* Record set
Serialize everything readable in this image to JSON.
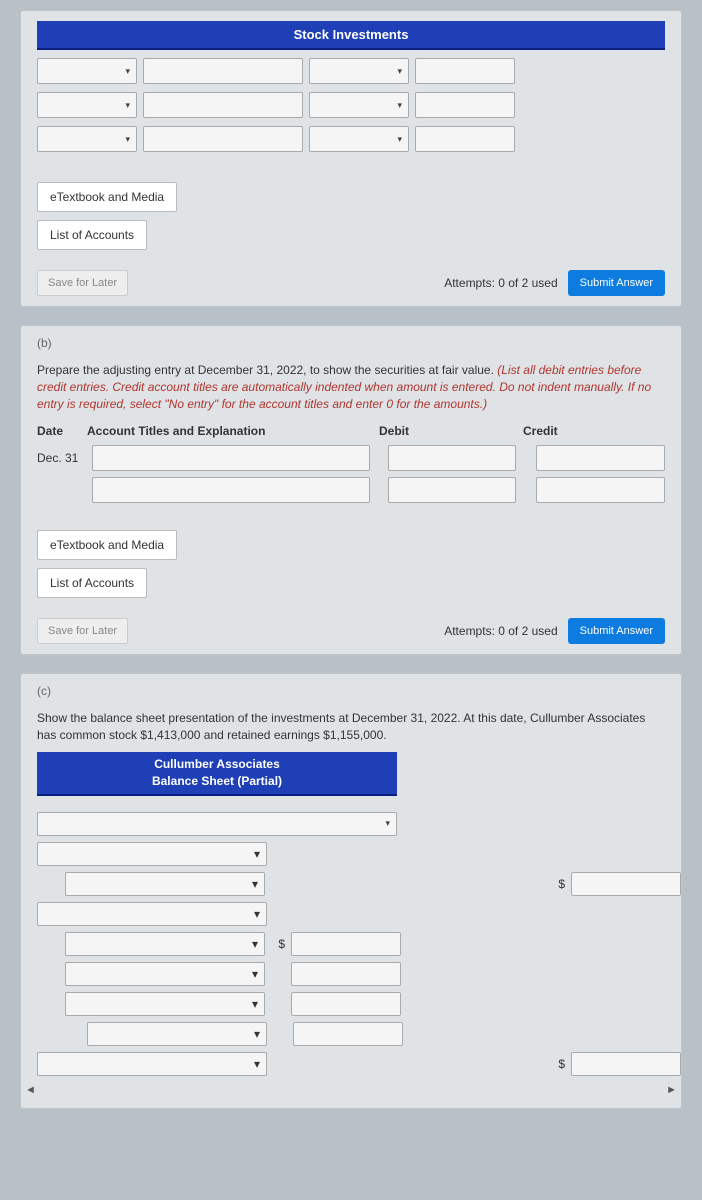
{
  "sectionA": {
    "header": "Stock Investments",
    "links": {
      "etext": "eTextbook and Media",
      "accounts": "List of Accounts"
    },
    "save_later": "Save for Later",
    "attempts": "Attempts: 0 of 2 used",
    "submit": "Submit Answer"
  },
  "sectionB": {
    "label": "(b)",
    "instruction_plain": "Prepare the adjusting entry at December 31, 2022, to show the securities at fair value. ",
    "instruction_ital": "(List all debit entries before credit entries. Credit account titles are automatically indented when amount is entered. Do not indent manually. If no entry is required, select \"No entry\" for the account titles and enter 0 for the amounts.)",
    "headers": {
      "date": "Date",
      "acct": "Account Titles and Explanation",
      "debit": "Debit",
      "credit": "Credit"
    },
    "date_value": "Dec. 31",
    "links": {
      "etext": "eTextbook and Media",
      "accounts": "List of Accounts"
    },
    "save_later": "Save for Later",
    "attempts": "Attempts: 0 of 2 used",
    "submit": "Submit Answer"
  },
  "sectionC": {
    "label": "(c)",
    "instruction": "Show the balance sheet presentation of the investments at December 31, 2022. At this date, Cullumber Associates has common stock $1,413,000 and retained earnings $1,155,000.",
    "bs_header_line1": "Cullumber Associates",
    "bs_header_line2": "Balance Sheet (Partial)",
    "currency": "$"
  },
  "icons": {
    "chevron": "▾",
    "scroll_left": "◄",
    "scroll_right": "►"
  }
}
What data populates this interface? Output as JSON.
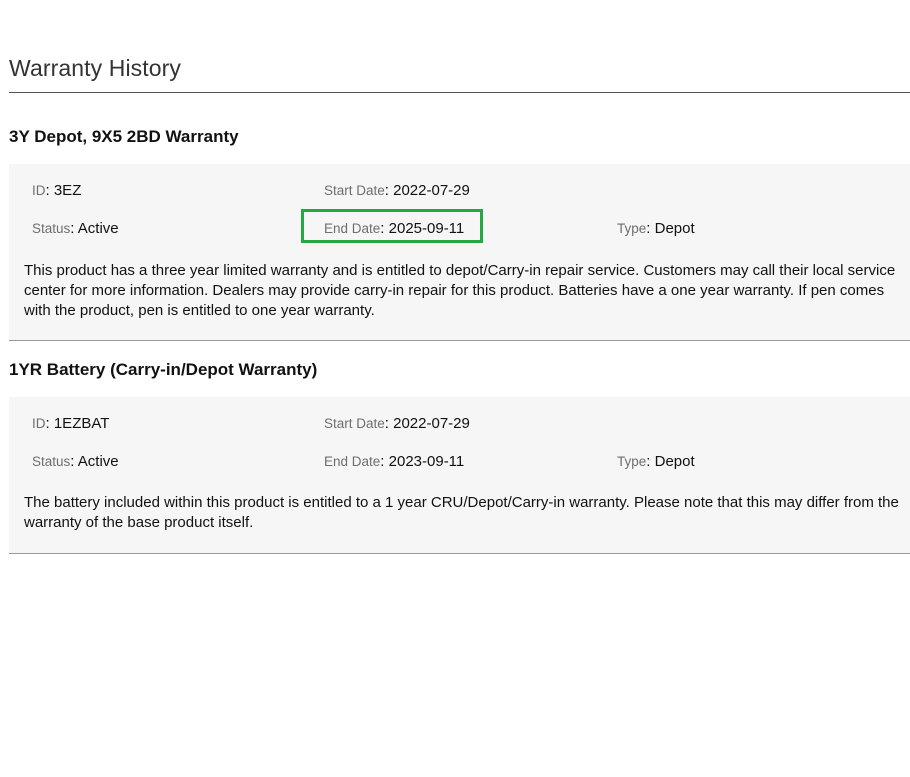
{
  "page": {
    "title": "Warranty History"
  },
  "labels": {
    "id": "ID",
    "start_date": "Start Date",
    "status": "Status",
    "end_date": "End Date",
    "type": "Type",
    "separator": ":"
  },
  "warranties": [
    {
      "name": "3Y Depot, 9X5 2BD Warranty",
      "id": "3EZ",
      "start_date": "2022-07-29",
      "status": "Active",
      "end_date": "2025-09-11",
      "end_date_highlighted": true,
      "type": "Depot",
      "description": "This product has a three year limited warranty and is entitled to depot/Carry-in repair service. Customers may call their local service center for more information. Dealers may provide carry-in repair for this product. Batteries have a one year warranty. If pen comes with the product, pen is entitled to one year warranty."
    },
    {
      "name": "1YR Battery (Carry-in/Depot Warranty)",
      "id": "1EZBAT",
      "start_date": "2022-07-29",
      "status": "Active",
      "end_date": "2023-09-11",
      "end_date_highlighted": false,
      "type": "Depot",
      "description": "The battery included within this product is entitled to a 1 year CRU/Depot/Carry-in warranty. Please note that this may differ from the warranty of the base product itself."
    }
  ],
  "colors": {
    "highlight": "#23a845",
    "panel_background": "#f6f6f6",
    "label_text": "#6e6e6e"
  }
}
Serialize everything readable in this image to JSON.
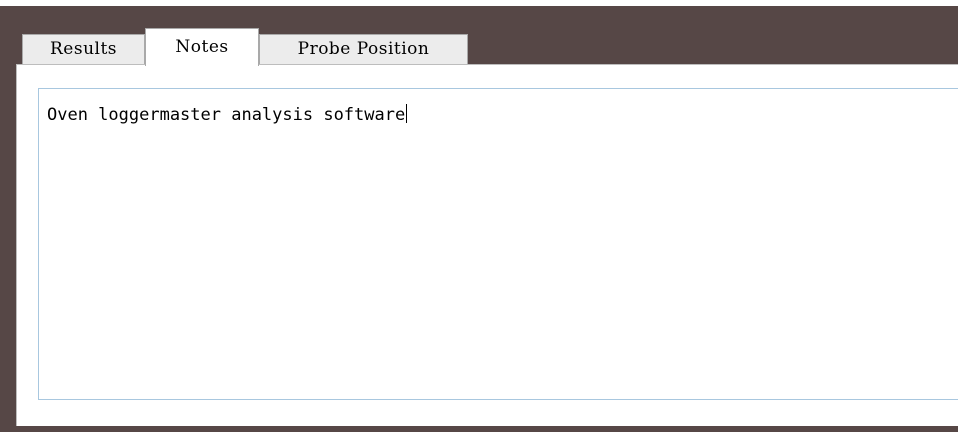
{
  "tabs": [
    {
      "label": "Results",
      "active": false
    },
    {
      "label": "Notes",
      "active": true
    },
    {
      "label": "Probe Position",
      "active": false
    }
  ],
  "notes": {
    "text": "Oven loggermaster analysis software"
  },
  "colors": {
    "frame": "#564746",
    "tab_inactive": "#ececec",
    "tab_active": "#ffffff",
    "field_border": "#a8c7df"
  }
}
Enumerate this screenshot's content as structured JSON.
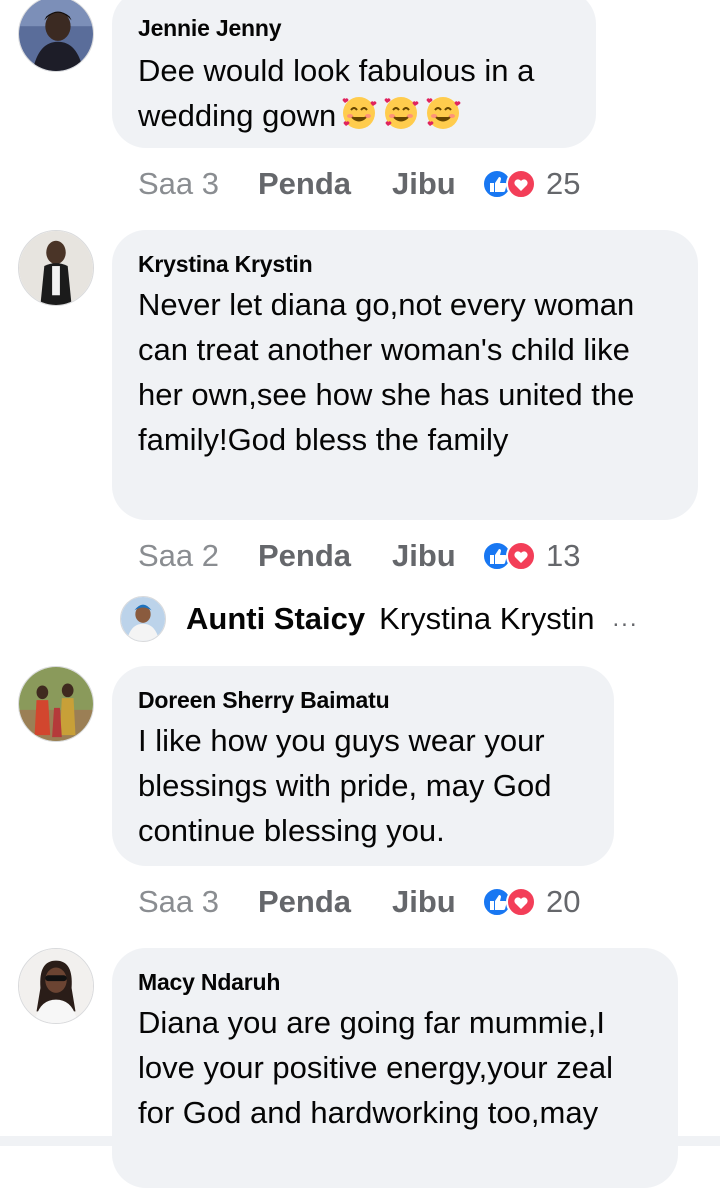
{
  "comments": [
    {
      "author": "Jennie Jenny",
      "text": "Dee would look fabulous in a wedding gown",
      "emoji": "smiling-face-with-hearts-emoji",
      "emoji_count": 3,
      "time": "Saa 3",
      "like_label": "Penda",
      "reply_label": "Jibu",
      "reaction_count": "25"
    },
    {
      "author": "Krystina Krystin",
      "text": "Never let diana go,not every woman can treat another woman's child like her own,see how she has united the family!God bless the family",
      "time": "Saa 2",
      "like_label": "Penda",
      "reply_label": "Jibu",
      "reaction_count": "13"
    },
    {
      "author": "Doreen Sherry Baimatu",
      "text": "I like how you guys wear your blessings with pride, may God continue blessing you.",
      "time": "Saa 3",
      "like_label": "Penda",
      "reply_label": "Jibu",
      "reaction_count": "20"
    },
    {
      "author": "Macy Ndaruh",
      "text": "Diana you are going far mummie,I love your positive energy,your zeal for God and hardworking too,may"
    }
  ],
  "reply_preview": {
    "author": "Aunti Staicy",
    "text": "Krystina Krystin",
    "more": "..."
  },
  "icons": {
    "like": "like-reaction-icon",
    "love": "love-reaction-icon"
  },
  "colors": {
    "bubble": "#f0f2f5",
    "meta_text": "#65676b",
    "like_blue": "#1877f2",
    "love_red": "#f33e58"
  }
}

* What is asked
Write out an exact copy of the lines beginning at the line that contains "Enumerate this screenshot's" and ending at the last line of the listing. Exclude pictures.

* Full solution
Enumerate this screenshot's content as structured JSON.
{
  "comments": [
    {
      "author": "Jennie Jenny",
      "text": "Dee would look fabulous in a wedding gown",
      "emoji": "smiling-face-with-hearts-emoji",
      "emoji_count": 3,
      "time": "Saa 3",
      "like_label": "Penda",
      "reply_label": "Jibu",
      "reaction_count": "25"
    },
    {
      "author": "Krystina Krystin",
      "text": "Never let diana go,not every woman can treat another woman's child like her own,see how she has united the family!God bless the family",
      "time": "Saa 2",
      "like_label": "Penda",
      "reply_label": "Jibu",
      "reaction_count": "13"
    },
    {
      "author": "Doreen Sherry Baimatu",
      "text": "I like how you guys wear your blessings with pride, may God continue blessing you.",
      "time": "Saa 3",
      "like_label": "Penda",
      "reply_label": "Jibu",
      "reaction_count": "20"
    },
    {
      "author": "Macy Ndaruh",
      "text": "Diana you are going far mummie,I love your positive energy,your zeal for God and hardworking too,may"
    }
  ],
  "reply_preview": {
    "author": "Aunti Staicy",
    "text": "Krystina Krystin",
    "more": "..."
  },
  "icons": {
    "like": "like-reaction-icon",
    "love": "love-reaction-icon"
  },
  "colors": {
    "bubble": "#f0f2f5",
    "meta_text": "#65676b",
    "like_blue": "#1877f2",
    "love_red": "#f33e58"
  }
}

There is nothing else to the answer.